### Material shown
● ● ● ● ●
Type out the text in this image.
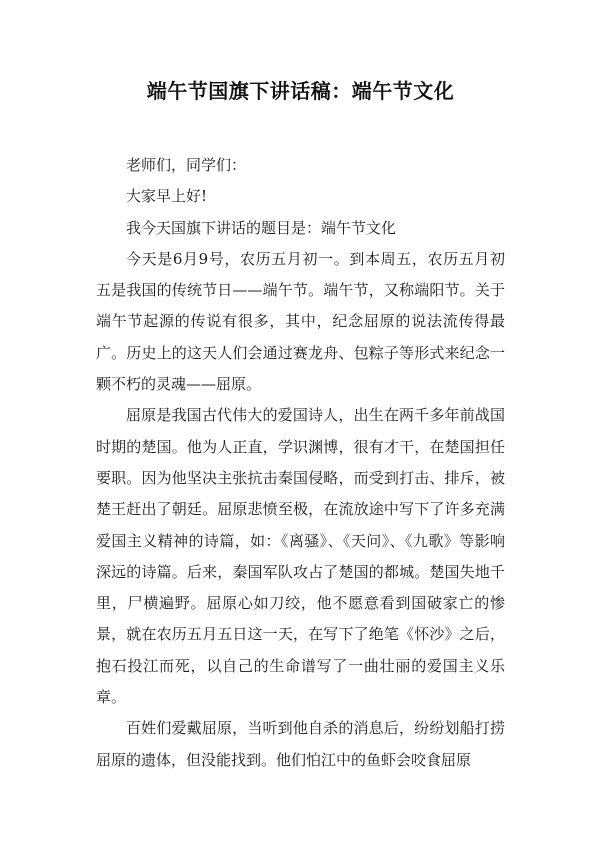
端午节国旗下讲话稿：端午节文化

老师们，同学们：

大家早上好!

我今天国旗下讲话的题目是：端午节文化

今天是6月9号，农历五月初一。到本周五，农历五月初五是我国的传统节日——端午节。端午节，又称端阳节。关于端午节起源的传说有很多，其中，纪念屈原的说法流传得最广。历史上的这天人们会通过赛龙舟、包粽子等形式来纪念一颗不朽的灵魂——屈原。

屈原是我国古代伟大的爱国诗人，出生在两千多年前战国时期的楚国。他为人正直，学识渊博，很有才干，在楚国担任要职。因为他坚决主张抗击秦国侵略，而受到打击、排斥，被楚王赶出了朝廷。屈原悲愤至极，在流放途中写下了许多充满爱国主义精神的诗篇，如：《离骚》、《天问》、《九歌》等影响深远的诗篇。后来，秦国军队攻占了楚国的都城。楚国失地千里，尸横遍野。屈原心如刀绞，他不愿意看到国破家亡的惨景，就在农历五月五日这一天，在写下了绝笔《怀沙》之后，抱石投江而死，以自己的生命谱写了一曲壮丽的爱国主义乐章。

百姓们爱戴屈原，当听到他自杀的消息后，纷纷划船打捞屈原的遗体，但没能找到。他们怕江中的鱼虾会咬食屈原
● ● ● ● ●
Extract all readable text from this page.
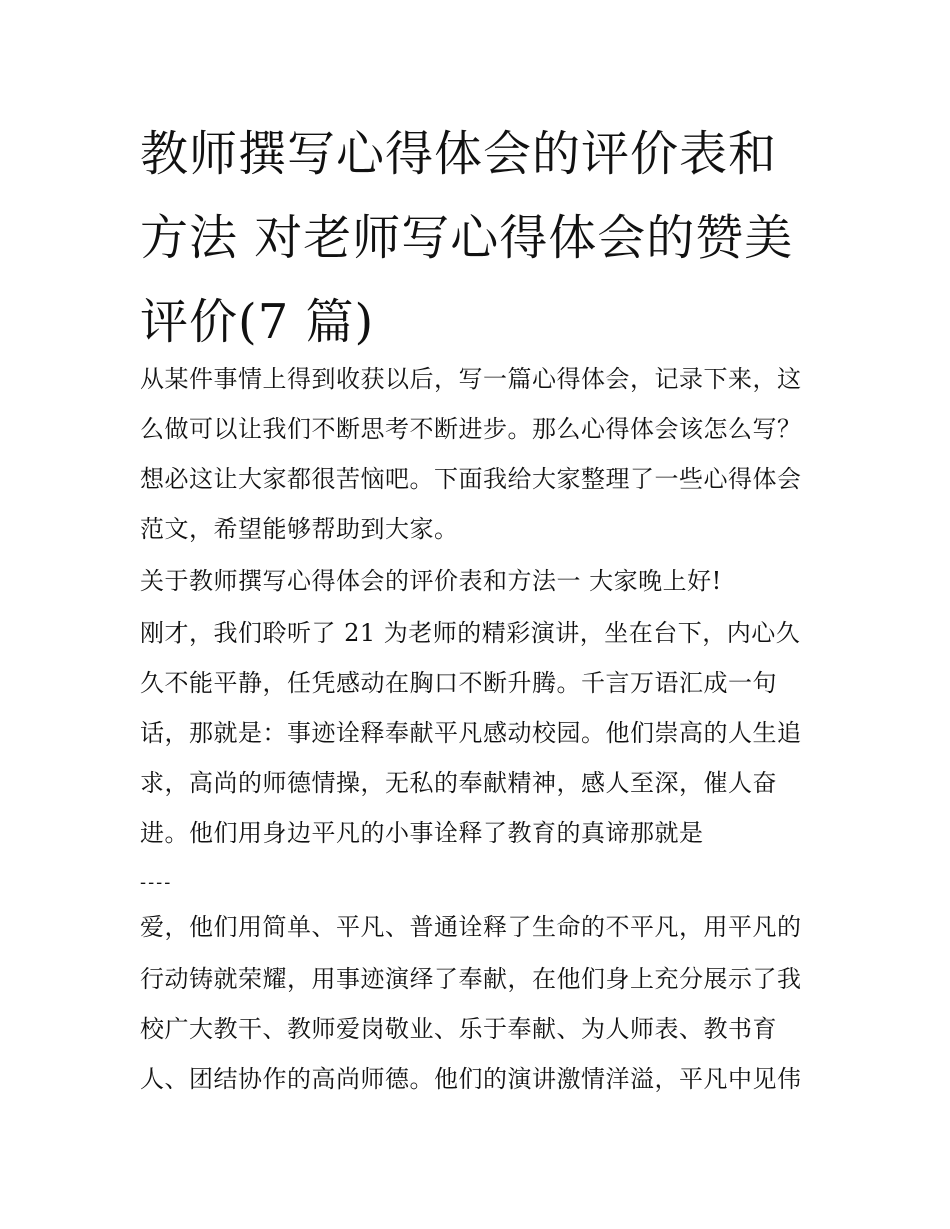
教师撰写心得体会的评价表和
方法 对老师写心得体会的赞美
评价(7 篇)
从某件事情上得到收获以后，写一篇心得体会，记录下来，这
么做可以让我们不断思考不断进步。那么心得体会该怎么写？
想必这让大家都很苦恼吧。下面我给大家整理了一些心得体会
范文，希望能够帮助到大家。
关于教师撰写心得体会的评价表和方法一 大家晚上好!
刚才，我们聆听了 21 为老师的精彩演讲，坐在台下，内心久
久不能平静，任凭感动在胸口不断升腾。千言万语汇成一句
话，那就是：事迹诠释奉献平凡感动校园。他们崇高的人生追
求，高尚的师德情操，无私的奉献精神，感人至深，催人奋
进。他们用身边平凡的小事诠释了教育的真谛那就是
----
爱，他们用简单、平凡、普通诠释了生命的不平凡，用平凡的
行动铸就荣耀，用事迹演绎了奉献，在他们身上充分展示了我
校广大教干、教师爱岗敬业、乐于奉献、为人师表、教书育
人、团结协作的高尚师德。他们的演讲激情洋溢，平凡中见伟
● ● ● ● ●
Within the entries above, work out how many lines contain the word "text". The number alone is the answer.

2